'''

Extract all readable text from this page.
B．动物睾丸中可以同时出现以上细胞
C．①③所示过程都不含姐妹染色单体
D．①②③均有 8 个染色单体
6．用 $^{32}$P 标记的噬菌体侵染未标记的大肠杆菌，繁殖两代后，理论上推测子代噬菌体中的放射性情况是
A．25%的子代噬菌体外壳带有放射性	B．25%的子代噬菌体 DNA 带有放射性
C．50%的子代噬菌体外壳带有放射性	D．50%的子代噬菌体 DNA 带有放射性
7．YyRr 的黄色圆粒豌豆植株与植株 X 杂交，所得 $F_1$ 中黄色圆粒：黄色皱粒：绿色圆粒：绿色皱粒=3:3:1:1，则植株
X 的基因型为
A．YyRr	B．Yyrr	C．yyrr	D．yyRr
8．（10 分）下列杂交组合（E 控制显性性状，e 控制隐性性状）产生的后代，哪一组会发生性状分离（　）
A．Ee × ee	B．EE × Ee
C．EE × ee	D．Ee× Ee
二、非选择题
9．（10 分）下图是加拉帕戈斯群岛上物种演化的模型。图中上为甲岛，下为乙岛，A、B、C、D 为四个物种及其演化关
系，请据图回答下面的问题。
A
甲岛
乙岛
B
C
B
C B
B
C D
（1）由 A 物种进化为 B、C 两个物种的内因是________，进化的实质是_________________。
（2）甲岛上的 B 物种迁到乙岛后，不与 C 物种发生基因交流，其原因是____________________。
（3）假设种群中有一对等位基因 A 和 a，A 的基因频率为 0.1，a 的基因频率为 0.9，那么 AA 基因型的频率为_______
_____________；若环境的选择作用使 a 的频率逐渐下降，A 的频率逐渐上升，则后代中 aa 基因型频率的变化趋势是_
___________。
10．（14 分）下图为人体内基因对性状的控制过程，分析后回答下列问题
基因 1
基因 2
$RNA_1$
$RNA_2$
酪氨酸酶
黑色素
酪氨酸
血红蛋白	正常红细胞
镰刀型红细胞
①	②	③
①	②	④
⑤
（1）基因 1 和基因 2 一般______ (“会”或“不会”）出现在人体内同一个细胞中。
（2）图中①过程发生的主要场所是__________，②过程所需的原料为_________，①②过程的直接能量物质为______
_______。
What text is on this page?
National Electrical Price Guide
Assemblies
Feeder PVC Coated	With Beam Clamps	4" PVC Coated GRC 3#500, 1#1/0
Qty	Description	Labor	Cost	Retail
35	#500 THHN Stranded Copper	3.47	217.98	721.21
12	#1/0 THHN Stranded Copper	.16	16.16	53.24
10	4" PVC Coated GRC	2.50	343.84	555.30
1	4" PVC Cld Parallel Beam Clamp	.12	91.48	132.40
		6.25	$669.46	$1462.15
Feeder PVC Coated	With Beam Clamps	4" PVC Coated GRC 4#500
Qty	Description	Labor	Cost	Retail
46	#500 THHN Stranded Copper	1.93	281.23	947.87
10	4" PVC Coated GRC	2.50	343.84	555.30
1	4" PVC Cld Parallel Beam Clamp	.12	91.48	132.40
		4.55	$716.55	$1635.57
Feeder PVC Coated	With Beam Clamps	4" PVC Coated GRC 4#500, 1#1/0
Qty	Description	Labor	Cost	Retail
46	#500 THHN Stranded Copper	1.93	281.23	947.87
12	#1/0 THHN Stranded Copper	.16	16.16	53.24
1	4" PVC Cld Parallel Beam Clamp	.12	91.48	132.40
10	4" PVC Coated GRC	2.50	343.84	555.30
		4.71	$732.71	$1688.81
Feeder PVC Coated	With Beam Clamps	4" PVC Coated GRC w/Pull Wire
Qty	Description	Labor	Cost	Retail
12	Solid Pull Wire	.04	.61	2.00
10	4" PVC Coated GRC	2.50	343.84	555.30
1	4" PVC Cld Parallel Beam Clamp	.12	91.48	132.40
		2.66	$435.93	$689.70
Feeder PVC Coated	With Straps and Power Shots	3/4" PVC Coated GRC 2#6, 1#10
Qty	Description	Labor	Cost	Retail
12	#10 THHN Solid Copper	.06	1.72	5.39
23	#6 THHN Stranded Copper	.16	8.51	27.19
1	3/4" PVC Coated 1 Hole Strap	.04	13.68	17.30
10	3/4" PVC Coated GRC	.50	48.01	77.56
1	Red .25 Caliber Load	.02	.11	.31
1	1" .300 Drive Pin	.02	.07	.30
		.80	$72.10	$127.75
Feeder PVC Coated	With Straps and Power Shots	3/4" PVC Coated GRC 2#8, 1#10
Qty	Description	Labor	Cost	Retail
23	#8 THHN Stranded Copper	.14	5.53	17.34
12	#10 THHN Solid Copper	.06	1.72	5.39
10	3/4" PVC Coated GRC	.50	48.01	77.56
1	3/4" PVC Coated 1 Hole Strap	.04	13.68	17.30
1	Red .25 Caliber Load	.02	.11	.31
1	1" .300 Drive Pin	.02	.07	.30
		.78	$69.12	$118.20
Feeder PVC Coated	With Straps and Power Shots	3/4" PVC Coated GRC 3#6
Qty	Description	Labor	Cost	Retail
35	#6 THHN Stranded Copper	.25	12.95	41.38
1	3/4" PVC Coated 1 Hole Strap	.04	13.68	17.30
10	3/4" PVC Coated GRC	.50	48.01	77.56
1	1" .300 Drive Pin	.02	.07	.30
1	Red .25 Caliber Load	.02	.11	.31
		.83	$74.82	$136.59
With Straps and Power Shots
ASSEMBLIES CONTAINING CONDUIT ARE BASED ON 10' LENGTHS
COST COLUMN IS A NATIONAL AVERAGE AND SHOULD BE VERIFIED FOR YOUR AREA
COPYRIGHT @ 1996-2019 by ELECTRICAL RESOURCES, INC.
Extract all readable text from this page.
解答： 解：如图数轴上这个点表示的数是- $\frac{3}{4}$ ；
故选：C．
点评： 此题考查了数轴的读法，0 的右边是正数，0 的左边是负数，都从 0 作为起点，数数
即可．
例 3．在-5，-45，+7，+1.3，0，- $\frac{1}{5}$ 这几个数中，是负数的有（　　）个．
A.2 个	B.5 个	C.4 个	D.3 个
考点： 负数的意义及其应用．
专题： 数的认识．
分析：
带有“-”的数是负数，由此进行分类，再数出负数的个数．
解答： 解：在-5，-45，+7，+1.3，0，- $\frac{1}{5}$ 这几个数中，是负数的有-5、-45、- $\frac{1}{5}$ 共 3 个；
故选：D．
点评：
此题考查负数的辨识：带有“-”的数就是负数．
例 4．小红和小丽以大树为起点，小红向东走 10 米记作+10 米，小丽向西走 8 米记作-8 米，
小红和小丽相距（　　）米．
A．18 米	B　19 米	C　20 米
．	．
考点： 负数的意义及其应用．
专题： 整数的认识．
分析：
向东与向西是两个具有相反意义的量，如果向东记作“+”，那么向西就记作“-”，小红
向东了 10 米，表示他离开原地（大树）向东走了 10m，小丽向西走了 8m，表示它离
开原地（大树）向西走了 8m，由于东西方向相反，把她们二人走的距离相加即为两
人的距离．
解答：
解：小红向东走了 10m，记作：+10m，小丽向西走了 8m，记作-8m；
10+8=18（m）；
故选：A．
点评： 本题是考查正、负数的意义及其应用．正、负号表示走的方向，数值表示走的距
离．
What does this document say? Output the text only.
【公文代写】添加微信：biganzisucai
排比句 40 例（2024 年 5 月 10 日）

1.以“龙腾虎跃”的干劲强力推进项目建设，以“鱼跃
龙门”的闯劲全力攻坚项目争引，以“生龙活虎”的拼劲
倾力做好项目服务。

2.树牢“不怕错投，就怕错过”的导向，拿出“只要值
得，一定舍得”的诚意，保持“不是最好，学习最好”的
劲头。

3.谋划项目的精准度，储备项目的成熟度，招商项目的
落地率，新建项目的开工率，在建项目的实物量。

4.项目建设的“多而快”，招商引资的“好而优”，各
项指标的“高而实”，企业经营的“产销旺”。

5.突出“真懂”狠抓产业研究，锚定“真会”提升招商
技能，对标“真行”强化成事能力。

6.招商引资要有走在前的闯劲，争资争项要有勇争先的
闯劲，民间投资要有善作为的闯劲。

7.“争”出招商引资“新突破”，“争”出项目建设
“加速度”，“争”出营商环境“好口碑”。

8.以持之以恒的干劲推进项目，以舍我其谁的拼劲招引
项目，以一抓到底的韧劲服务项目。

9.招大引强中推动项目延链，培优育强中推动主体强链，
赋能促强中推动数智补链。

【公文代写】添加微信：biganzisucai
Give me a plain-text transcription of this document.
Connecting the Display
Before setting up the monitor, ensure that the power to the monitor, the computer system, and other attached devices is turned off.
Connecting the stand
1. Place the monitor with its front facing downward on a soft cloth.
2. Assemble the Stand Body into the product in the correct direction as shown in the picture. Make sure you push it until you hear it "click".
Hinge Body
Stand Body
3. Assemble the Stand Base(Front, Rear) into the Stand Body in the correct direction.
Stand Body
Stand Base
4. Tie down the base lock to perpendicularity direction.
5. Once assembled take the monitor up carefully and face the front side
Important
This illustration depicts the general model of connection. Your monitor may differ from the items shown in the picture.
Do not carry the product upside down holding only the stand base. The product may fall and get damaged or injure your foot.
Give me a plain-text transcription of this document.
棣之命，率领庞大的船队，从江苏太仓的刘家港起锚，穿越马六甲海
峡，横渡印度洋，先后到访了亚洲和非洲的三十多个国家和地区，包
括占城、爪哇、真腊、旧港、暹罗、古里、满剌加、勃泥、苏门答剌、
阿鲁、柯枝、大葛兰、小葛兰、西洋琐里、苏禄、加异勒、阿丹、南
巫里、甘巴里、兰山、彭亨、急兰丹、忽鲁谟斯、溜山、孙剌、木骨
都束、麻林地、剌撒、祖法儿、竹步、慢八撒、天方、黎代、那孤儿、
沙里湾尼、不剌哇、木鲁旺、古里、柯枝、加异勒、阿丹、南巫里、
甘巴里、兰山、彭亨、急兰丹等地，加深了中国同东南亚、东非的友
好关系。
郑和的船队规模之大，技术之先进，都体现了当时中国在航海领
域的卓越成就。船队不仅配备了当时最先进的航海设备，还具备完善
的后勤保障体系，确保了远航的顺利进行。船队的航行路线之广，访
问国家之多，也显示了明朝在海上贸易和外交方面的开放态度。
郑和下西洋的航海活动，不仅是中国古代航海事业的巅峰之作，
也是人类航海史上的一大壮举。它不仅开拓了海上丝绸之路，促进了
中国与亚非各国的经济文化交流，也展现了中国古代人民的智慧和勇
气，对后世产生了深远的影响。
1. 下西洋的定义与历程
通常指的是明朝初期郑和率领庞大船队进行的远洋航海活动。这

'''

> **REQUIRED WORK**
Collect the lines that hold "product".

> **EXERCISE OUTPUT**
2. Assemble the Stand Body into the product in the correct direction as shown in the picture. Make sure you push it until you hear it "click".
Do not carry the product upside down holding only the stand base. The product may fall and get damaged or injure your foot.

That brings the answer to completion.